──────── Entries provided
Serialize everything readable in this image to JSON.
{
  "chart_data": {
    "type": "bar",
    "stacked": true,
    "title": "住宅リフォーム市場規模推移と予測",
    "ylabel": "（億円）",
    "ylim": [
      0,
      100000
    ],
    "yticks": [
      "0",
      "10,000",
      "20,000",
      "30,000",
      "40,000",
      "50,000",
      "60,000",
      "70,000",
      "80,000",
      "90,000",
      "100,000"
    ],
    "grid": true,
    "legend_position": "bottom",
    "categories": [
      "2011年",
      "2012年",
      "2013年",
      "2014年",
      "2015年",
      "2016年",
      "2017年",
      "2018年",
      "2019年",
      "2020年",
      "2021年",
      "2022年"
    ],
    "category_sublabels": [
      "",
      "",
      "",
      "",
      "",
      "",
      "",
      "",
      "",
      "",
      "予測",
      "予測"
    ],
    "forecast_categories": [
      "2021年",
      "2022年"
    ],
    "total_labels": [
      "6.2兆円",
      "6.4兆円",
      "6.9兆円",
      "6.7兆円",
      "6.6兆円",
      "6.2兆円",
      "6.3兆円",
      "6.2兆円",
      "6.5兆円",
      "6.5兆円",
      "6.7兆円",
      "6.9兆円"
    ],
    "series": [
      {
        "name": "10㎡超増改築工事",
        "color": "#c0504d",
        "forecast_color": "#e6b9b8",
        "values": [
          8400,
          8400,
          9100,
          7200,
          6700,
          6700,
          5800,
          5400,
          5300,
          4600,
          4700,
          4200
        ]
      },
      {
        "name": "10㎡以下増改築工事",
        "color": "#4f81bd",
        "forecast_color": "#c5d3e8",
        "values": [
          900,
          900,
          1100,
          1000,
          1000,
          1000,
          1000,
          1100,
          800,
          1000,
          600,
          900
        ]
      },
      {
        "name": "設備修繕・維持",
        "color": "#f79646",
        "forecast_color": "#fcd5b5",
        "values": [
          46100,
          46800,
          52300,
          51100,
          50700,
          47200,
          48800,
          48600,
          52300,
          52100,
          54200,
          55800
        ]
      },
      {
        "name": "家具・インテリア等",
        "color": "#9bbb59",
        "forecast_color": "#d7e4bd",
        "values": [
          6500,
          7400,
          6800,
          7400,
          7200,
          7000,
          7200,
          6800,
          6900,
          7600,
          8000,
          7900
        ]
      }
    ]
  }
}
────────────────
Every record shown above should be written out again exactly.

Serialize everything readable in this image to JSON.
{
  "chart_data": {
    "type": "bar",
    "stacked": true,
    "title": "住宅リフォーム市場規模推移と予測",
    "ylabel": "（億円）",
    "ylim": [
      0,
      100000
    ],
    "yticks": [
      "0",
      "10,000",
      "20,000",
      "30,000",
      "40,000",
      "50,000",
      "60,000",
      "70,000",
      "80,000",
      "90,000",
      "100,000"
    ],
    "grid": true,
    "legend_position": "bottom",
    "categories": [
      "2011年",
      "2012年",
      "2013年",
      "2014年",
      "2015年",
      "2016年",
      "2017年",
      "2018年",
      "2019年",
      "2020年",
      "2021年",
      "2022年"
    ],
    "category_sublabels": [
      "",
      "",
      "",
      "",
      "",
      "",
      "",
      "",
      "",
      "",
      "予測",
      "予測"
    ],
    "forecast_categories": [
      "2021年",
      "2022年"
    ],
    "total_labels": [
      "6.2兆円",
      "6.4兆円",
      "6.9兆円",
      "6.7兆円",
      "6.6兆円",
      "6.2兆円",
      "6.3兆円",
      "6.2兆円",
      "6.5兆円",
      "6.5兆円",
      "6.7兆円",
      "6.9兆円"
    ],
    "series": [
      {
        "name": "10㎡超増改築工事",
        "color": "#c0504d",
        "forecast_color": "#e6b9b8",
        "values": [
          8400,
          8400,
          9100,
          7200,
          6700,
          6700,
          5800,
          5400,
          5300,
          4600,
          4700,
          4200
        ]
      },
      {
        "name": "10㎡以下増改築工事",
        "color": "#4f81bd",
        "forecast_color": "#c5d3e8",
        "values": [
          900,
          900,
          1100,
          1000,
          1000,
          1000,
          1000,
          1100,
          800,
          1000,
          600,
          900
        ]
      },
      {
        "name": "設備修繕・維持",
        "color": "#f79646",
        "forecast_color": "#fcd5b5",
        "values": [
          46100,
          46800,
          52300,
          51100,
          50700,
          47200,
          48800,
          48600,
          52300,
          52100,
          54200,
          55800
        ]
      },
      {
        "name": "家具・インテリア等",
        "color": "#9bbb59",
        "forecast_color": "#d7e4bd",
        "values": [
          6500,
          7400,
          6800,
          7400,
          7200,
          7000,
          7200,
          6800,
          6900,
          7600,
          8000,
          7900
        ]
      }
    ]
  }
}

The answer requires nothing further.